Recorded data:
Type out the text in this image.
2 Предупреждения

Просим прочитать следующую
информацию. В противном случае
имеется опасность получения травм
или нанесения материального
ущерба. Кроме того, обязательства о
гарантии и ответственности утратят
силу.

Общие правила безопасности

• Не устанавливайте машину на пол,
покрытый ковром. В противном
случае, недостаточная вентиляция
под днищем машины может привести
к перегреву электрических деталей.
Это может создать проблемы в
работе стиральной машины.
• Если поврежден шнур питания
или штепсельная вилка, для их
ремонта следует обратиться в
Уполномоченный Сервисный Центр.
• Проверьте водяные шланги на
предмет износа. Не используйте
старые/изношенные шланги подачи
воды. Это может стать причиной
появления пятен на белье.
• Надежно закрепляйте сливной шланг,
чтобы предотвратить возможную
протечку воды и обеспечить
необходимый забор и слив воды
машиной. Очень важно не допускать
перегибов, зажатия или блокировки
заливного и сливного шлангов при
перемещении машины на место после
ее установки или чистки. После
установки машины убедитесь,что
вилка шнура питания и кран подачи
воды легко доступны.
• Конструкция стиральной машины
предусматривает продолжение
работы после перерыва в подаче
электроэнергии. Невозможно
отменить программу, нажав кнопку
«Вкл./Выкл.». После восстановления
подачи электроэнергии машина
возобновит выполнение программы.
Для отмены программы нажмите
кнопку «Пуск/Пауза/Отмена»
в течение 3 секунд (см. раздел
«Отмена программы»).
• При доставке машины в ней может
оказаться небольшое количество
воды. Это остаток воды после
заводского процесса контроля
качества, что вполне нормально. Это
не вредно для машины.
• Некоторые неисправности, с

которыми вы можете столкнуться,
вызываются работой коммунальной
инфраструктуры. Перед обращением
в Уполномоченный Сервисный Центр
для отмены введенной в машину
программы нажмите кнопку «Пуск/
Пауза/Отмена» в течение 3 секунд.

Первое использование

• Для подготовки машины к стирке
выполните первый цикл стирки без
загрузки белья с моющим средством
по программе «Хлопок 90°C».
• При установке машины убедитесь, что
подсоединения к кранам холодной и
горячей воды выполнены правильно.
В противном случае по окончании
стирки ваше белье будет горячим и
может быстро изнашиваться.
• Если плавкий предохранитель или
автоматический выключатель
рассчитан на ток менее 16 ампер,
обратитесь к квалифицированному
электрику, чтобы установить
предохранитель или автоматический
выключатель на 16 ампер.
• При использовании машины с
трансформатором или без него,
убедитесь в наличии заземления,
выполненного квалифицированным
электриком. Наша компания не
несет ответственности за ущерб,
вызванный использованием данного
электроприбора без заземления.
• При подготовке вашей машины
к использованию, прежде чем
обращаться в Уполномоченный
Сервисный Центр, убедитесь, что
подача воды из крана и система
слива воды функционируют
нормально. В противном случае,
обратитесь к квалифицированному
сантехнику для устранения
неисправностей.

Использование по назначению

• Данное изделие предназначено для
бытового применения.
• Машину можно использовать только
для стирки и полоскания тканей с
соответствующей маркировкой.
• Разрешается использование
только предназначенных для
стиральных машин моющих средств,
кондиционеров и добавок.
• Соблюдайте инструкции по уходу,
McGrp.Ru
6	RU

EXERCISE TASK >> Take the data above and return it exactly.

RESULT FOR THIS TASK >>
Type out the text in this image.
2 Предупреждения

Просим прочитать следующую
информацию. В противном случае
имеется опасность получения травм
или нанесения материального
ущерба. Кроме того, обязательства о
гарантии и ответственности утратят
силу.

Общие правила безопасности

• Не устанавливайте машину на пол,
покрытый ковром. В противном
случае, недостаточная вентиляция
под днищем машины может привести
к перегреву электрических деталей.
Это может создать проблемы в
работе стиральной машины.
• Если поврежден шнур питания
или штепсельная вилка, для их
ремонта следует обратиться в
Уполномоченный Сервисный Центр.
• Проверьте водяные шланги на
предмет износа. Не используйте
старые/изношенные шланги подачи
воды. Это может стать причиной
появления пятен на белье.
• Надежно закрепляйте сливной шланг,
чтобы предотвратить возможную
протечку воды и обеспечить
необходимый забор и слив воды
машиной. Очень важно не допускать
перегибов, зажатия или блокировки
заливного и сливного шлангов при
перемещении машины на место после
ее установки или чистки. После
установки машины убедитесь,что
вилка шнура питания и кран подачи
воды легко доступны.
• Конструкция стиральной машины
предусматривает продолжение
работы после перерыва в подаче
электроэнергии. Невозможно
отменить программу, нажав кнопку
«Вкл./Выкл.». После восстановления
подачи электроэнергии машина
возобновит выполнение программы.
Для отмены программы нажмите
кнопку «Пуск/Пауза/Отмена»
в течение 3 секунд (см. раздел
«Отмена программы»).
• При доставке машины в ней может
оказаться небольшое количество
воды. Это остаток воды после
заводского процесса контроля
качества, что вполне нормально. Это
не вредно для машины.
• Некоторые неисправности, с

которыми вы можете столкнуться,
вызываются работой коммунальной
инфраструктуры. Перед обращением
в Уполномоченный Сервисный Центр
для отмены введенной в машину
программы нажмите кнопку «Пуск/
Пауза/Отмена» в течение 3 секунд.

Первое использование

• Для подготовки машины к стирке
выполните первый цикл стирки без
загрузки белья с моющим средством
по программе «Хлопок 90°C».
• При установке машины убедитесь, что
подсоединения к кранам холодной и
горячей воды выполнены правильно.
В противном случае по окончании
стирки ваше белье будет горячим и
может быстро изнашиваться.
• Если плавкий предохранитель или
автоматический выключатель
рассчитан на ток менее 16 ампер,
обратитесь к квалифицированному
электрику, чтобы установить
предохранитель или автоматический
выключатель на 16 ампер.
• При использовании машины с
трансформатором или без него,
убедитесь в наличии заземления,
выполненного квалифицированным
электриком. Наша компания не
несет ответственности за ущерб,
вызванный использованием данного
электроприбора без заземления.
• При подготовке вашей машины
к использованию, прежде чем
обращаться в Уполномоченный
Сервисный Центр, убедитесь, что
подача воды из крана и система
слива воды функционируют
нормально. В противном случае,
обратитесь к квалифицированному
сантехнику для устранения
неисправностей.

Использование по назначению

• Данное изделие предназначено для
бытового применения.
• Машину можно использовать только
для стирки и полоскания тканей с
соответствующей маркировкой.
• Разрешается использование
только предназначенных для
стиральных машин моющих средств,
кондиционеров и добавок.
• Соблюдайте инструкции по уходу,
McGrp.Ru
6	RU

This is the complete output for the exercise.